Instructions to follow: Every line of the records must be repeated exactly; pictures stay out.

Data extracts:
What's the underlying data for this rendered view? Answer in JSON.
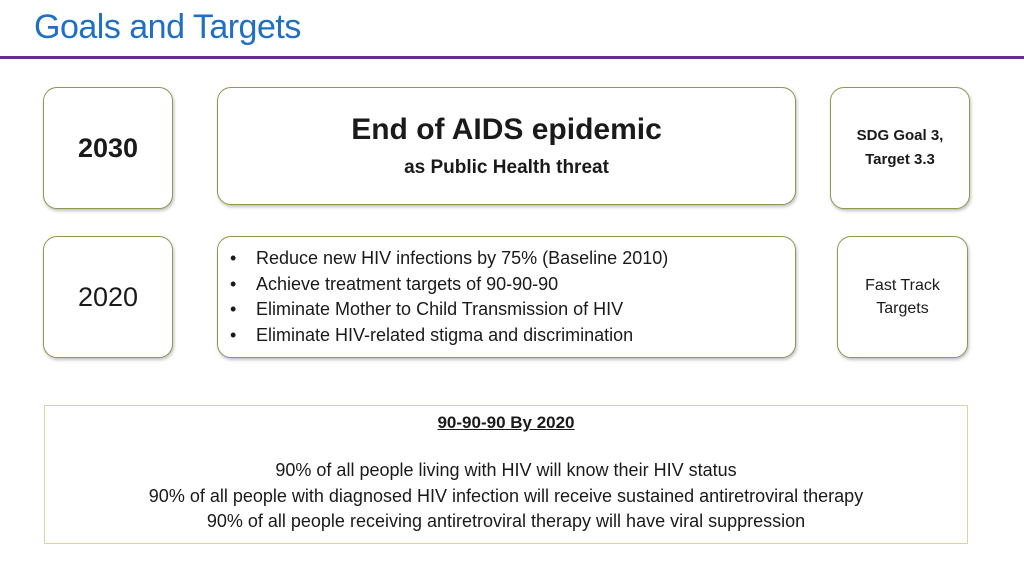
{
  "header": {
    "title": "Goals and Targets",
    "accent_color": "#1f6fc4",
    "rule_color": "#6a2c8f"
  },
  "goal_2030": {
    "year": "2030",
    "title": "End of AIDS epidemic",
    "subtitle": "as Public Health threat",
    "sdg_line1": "SDG Goal 3,",
    "sdg_line2": "Target 3.3"
  },
  "goal_2020": {
    "year": "2020",
    "targets": [
      "Reduce new HIV infections by 75% (Baseline 2010)",
      "Achieve treatment targets of 90-90-90",
      "Eliminate Mother to Child Transmission of HIV",
      "Eliminate HIV-related stigma and discrimination"
    ],
    "fast_track_line1": "Fast Track",
    "fast_track_line2": "Targets"
  },
  "ninety": {
    "title": "90-90-90 By 2020",
    "lines": [
      "90% of all people living with HIV will know their HIV status",
      "90% of all people with diagnosed HIV infection will receive sustained antiretroviral therapy",
      "90% of all people receiving antiretroviral therapy will have viral suppression"
    ]
  }
}
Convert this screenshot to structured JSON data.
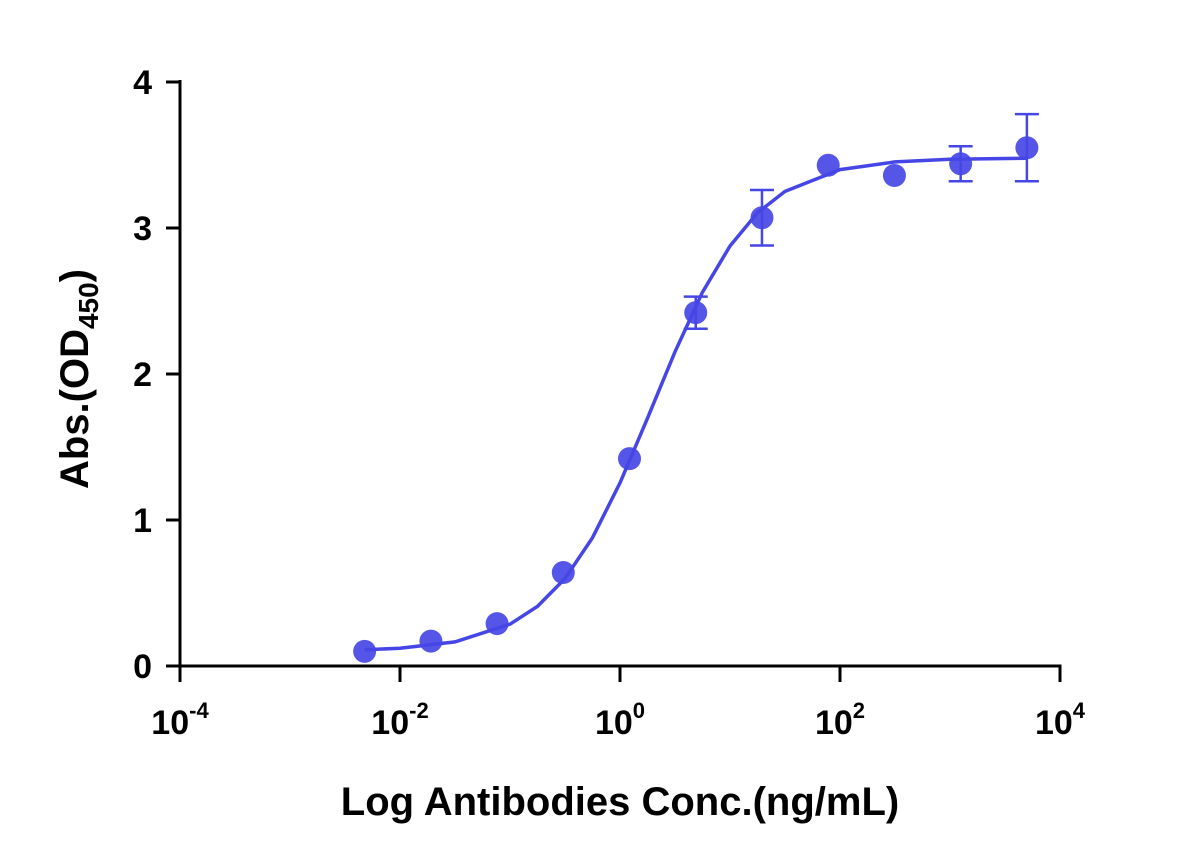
{
  "chart_data": {
    "type": "scatter",
    "x_label": "Log Antibodies Conc.(ng/mL)",
    "y_label": "Abs.(OD450)",
    "x_scale": "log",
    "xlim": [
      0.0001,
      10000
    ],
    "xticks": [
      {
        "value": 0.0001,
        "label": "10-4"
      },
      {
        "value": 0.01,
        "label": "10-2"
      },
      {
        "value": 1,
        "label": "100"
      },
      {
        "value": 100,
        "label": "102"
      },
      {
        "value": 10000,
        "label": "104"
      }
    ],
    "ylim": [
      0,
      4
    ],
    "yticks": [
      0,
      1,
      2,
      3,
      4
    ],
    "series": [
      {
        "color": "#4646e6",
        "x": [
          0.00477,
          0.0191,
          0.0763,
          0.305,
          1.22,
          4.88,
          19.53,
          78.13,
          312.5,
          1250,
          5000
        ],
        "values": [
          0.1,
          0.17,
          0.29,
          0.64,
          1.42,
          2.42,
          3.07,
          3.43,
          3.36,
          3.44,
          3.55
        ],
        "errors": [
          null,
          null,
          null,
          null,
          null,
          0.11,
          0.19,
          null,
          null,
          0.12,
          0.23
        ]
      }
    ],
    "fit": {
      "color": "#4646e6",
      "x": [
        0.00479,
        0.01,
        0.0316,
        0.1,
        0.178,
        0.316,
        0.562,
        1,
        1.78,
        3.16,
        5.62,
        10,
        17.8,
        31.6,
        100,
        316,
        1000,
        5012
      ],
      "values": [
        0.111,
        0.122,
        0.165,
        0.286,
        0.408,
        0.599,
        0.879,
        1.254,
        1.697,
        2.152,
        2.56,
        2.877,
        3.104,
        3.251,
        3.4,
        3.453,
        3.471,
        3.478
      ]
    }
  }
}
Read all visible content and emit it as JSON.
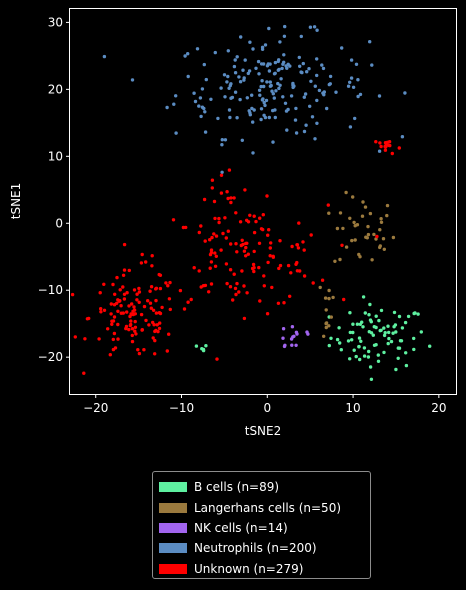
{
  "chart_data": {
    "type": "scatter",
    "title": "",
    "xlabel": "tSNE2",
    "ylabel": "tSNE1",
    "xlim": [
      -23,
      22
    ],
    "ylim": [
      -25.5,
      32
    ],
    "xticks": [
      -20,
      -10,
      0,
      10,
      20
    ],
    "yticks": [
      -20,
      -10,
      0,
      10,
      20,
      30
    ],
    "grid": false,
    "legend_position": "below plot",
    "series": [
      {
        "name": "B cells (n=89)",
        "color": "#5ef0a0",
        "clusters": [
          {
            "cx": 13.0,
            "cy": -17.0,
            "sx": 2.8,
            "sy": 2.4,
            "n": 84
          },
          {
            "cx": -8.5,
            "cy": -18.8,
            "sx": 0.9,
            "sy": 0.6,
            "n": 5
          }
        ]
      },
      {
        "name": "Langerhans cells (n=50)",
        "color": "#9b7a3e",
        "clusters": [
          {
            "cx": 11.3,
            "cy": -1.5,
            "sx": 1.8,
            "sy": 2.8,
            "n": 38
          },
          {
            "cx": 6.5,
            "cy": -12.5,
            "sx": 0.9,
            "sy": 2.6,
            "n": 12
          }
        ]
      },
      {
        "name": "NK cells (n=14)",
        "color": "#a265ef",
        "clusters": [
          {
            "cx": 3.2,
            "cy": -16.8,
            "sx": 1.3,
            "sy": 1.3,
            "n": 14
          }
        ]
      },
      {
        "name": "Neutrophils (n=200)",
        "color": "#5b8cc2",
        "clusters": [
          {
            "cx": 0.5,
            "cy": 20.5,
            "sx": 5.6,
            "sy": 3.8,
            "n": 200
          }
        ]
      },
      {
        "name": "Unknown (n=279)",
        "color": "#ff0000",
        "clusters": [
          {
            "cx": -15.5,
            "cy": -14.0,
            "sx": 2.6,
            "sy": 3.3,
            "n": 120
          },
          {
            "cx": -3.0,
            "cy": -5.0,
            "sx": 5.0,
            "sy": 3.8,
            "n": 130
          },
          {
            "cx": 14.0,
            "cy": 11.5,
            "sx": 0.8,
            "sy": 0.6,
            "n": 17
          },
          {
            "cx": -5.0,
            "cy": 5.0,
            "sx": 1.4,
            "sy": 2.2,
            "n": 12
          }
        ]
      }
    ]
  }
}
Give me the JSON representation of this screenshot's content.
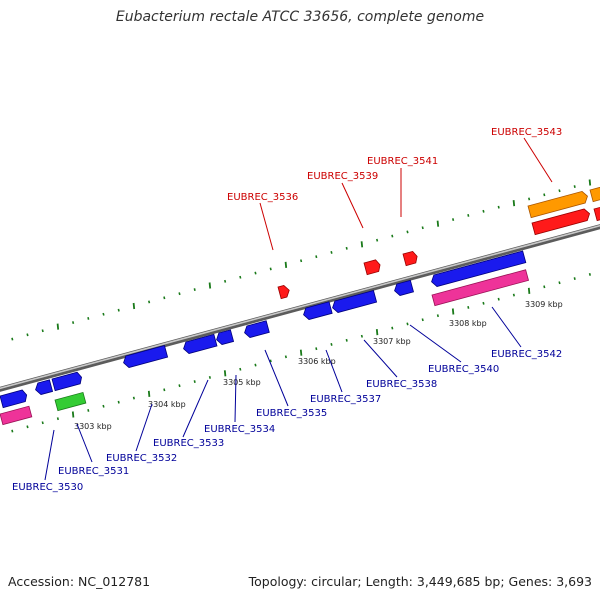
{
  "title": "Eubacterium rectale ATCC 33656, complete genome",
  "footer": {
    "accession": "Accession: NC_012781",
    "stats": "Topology: circular; Length: 3,449,685 bp; Genes: 3,693"
  },
  "colors": {
    "forward_gene": "#ff1a1a",
    "reverse_gene": "#1a1aee",
    "forward_label": "#cc0000",
    "reverse_label": "#000099",
    "orange_feature": "#ff9900",
    "pink_feature": "#ee3399",
    "green_feature": "#33cc33",
    "backbone": "#888888",
    "ticks": "#1a7a1a"
  },
  "scale_labels": [
    "3303 kbp",
    "3304 kbp",
    "3305 kbp",
    "3306 kbp",
    "3307 kbp",
    "3308 kbp",
    "3309 kbp"
  ],
  "gene_labels_top": [
    "EUBREC_3536",
    "EUBREC_3539",
    "EUBREC_3541",
    "EUBREC_3543"
  ],
  "gene_labels_bottom": [
    "EUBREC_3530",
    "EUBREC_3531",
    "EUBREC_3532",
    "EUBREC_3533",
    "EUBREC_3534",
    "EUBREC_3535",
    "EUBREC_3537",
    "EUBREC_3538",
    "EUBREC_3540",
    "EUBREC_3542"
  ]
}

Exercise output:
What's the underlying data for this rendered view? Answer in JSON.
{
  "header": {
    "title": "Goals and Targets",
    "accent_color": "#1f6fc4",
    "rule_color": "#6a2c8f"
  },
  "goal_2030": {
    "year": "2030",
    "title": "End of AIDS epidemic",
    "subtitle": "as Public Health threat",
    "sdg_line1": "SDG Goal 3,",
    "sdg_line2": "Target 3.3"
  },
  "goal_2020": {
    "year": "2020",
    "targets": [
      "Reduce new HIV infections by 75% (Baseline 2010)",
      "Achieve treatment targets of 90-90-90",
      "Eliminate Mother to Child Transmission of HIV",
      "Eliminate HIV-related stigma and discrimination"
    ],
    "fast_track_line1": "Fast Track",
    "fast_track_line2": "Targets"
  },
  "ninety": {
    "title": "90-90-90 By 2020",
    "lines": [
      "90% of all people living with HIV will know their HIV status",
      "90% of all people with diagnosed HIV infection will receive sustained antiretroviral therapy",
      "90% of all people receiving antiretroviral therapy will have viral suppression"
    ]
  }
}
Convert this screenshot to structured JSON data.
{
  "chart_data": {
    "type": "scatter",
    "x_label": "Log Antibodies Conc.(ng/mL)",
    "y_label": "Abs.(OD450)",
    "x_scale": "log",
    "xlim": [
      0.0001,
      10000
    ],
    "xticks": [
      {
        "value": 0.0001,
        "label": "10-4"
      },
      {
        "value": 0.01,
        "label": "10-2"
      },
      {
        "value": 1,
        "label": "100"
      },
      {
        "value": 100,
        "label": "102"
      },
      {
        "value": 10000,
        "label": "104"
      }
    ],
    "ylim": [
      0,
      4
    ],
    "yticks": [
      0,
      1,
      2,
      3,
      4
    ],
    "series": [
      {
        "color": "#4646e6",
        "x": [
          0.00477,
          0.0191,
          0.0763,
          0.305,
          1.22,
          4.88,
          19.53,
          78.13,
          312.5,
          1250,
          5000
        ],
        "values": [
          0.1,
          0.17,
          0.29,
          0.64,
          1.42,
          2.42,
          3.07,
          3.43,
          3.36,
          3.44,
          3.55
        ],
        "errors": [
          null,
          null,
          null,
          null,
          null,
          0.11,
          0.19,
          null,
          null,
          0.12,
          0.23
        ]
      }
    ],
    "fit": {
      "color": "#4646e6",
      "x": [
        0.00479,
        0.01,
        0.0316,
        0.1,
        0.178,
        0.316,
        0.562,
        1,
        1.78,
        3.16,
        5.62,
        10,
        17.8,
        31.6,
        100,
        316,
        1000,
        5012
      ],
      "values": [
        0.111,
        0.122,
        0.165,
        0.286,
        0.408,
        0.599,
        0.879,
        1.254,
        1.697,
        2.152,
        2.56,
        2.877,
        3.104,
        3.251,
        3.4,
        3.453,
        3.471,
        3.478
      ]
    }
  }
}
Read all visible content and emit it as JSON.
{
  "chart_data": {
    "type": "scatter",
    "title": "",
    "xlabel": "tSNE2",
    "ylabel": "tSNE1",
    "xlim": [
      -23,
      22
    ],
    "ylim": [
      -25.5,
      32
    ],
    "xticks": [
      -20,
      -10,
      0,
      10,
      20
    ],
    "yticks": [
      -20,
      -10,
      0,
      10,
      20,
      30
    ],
    "grid": false,
    "legend_position": "below plot",
    "series": [
      {
        "name": "B cells (n=89)",
        "color": "#5ef0a0",
        "clusters": [
          {
            "cx": 13.0,
            "cy": -17.0,
            "sx": 2.8,
            "sy": 2.4,
            "n": 84
          },
          {
            "cx": -8.5,
            "cy": -18.8,
            "sx": 0.9,
            "sy": 0.6,
            "n": 5
          }
        ]
      },
      {
        "name": "Langerhans cells (n=50)",
        "color": "#9b7a3e",
        "clusters": [
          {
            "cx": 11.3,
            "cy": -1.5,
            "sx": 1.8,
            "sy": 2.8,
            "n": 38
          },
          {
            "cx": 6.5,
            "cy": -12.5,
            "sx": 0.9,
            "sy": 2.6,
            "n": 12
          }
        ]
      },
      {
        "name": "NK cells (n=14)",
        "color": "#a265ef",
        "clusters": [
          {
            "cx": 3.2,
            "cy": -16.8,
            "sx": 1.3,
            "sy": 1.3,
            "n": 14
          }
        ]
      },
      {
        "name": "Neutrophils (n=200)",
        "color": "#5b8cc2",
        "clusters": [
          {
            "cx": 0.5,
            "cy": 20.5,
            "sx": 5.6,
            "sy": 3.8,
            "n": 200
          }
        ]
      },
      {
        "name": "Unknown (n=279)",
        "color": "#ff0000",
        "clusters": [
          {
            "cx": -15.5,
            "cy": -14.0,
            "sx": 2.6,
            "sy": 3.3,
            "n": 120
          },
          {
            "cx": -3.0,
            "cy": -5.0,
            "sx": 5.0,
            "sy": 3.8,
            "n": 130
          },
          {
            "cx": 14.0,
            "cy": 11.5,
            "sx": 0.8,
            "sy": 0.6,
            "n": 17
          },
          {
            "cx": -5.0,
            "cy": 5.0,
            "sx": 1.4,
            "sy": 2.2,
            "n": 12
          }
        ]
      }
    ]
  }
}
Give me the JSON representation of this screenshot's content.
{
  "title": "Eubacterium rectale ATCC 33656, complete genome",
  "footer": {
    "accession": "Accession: NC_012781",
    "stats": "Topology: circular; Length: 3,449,685 bp; Genes: 3,693"
  },
  "colors": {
    "forward_gene": "#ff1a1a",
    "reverse_gene": "#1a1aee",
    "forward_label": "#cc0000",
    "reverse_label": "#000099",
    "orange_feature": "#ff9900",
    "pink_feature": "#ee3399",
    "green_feature": "#33cc33",
    "backbone": "#888888",
    "ticks": "#1a7a1a"
  },
  "scale_labels": [
    "3303 kbp",
    "3304 kbp",
    "3305 kbp",
    "3306 kbp",
    "3307 kbp",
    "3308 kbp",
    "3309 kbp"
  ],
  "gene_labels_top": [
    "EUBREC_3536",
    "EUBREC_3539",
    "EUBREC_3541",
    "EUBREC_3543"
  ],
  "gene_labels_bottom": [
    "EUBREC_3530",
    "EUBREC_3531",
    "EUBREC_3532",
    "EUBREC_3533",
    "EUBREC_3534",
    "EUBREC_3535",
    "EUBREC_3537",
    "EUBREC_3538",
    "EUBREC_3540",
    "EUBREC_3542"
  ]
}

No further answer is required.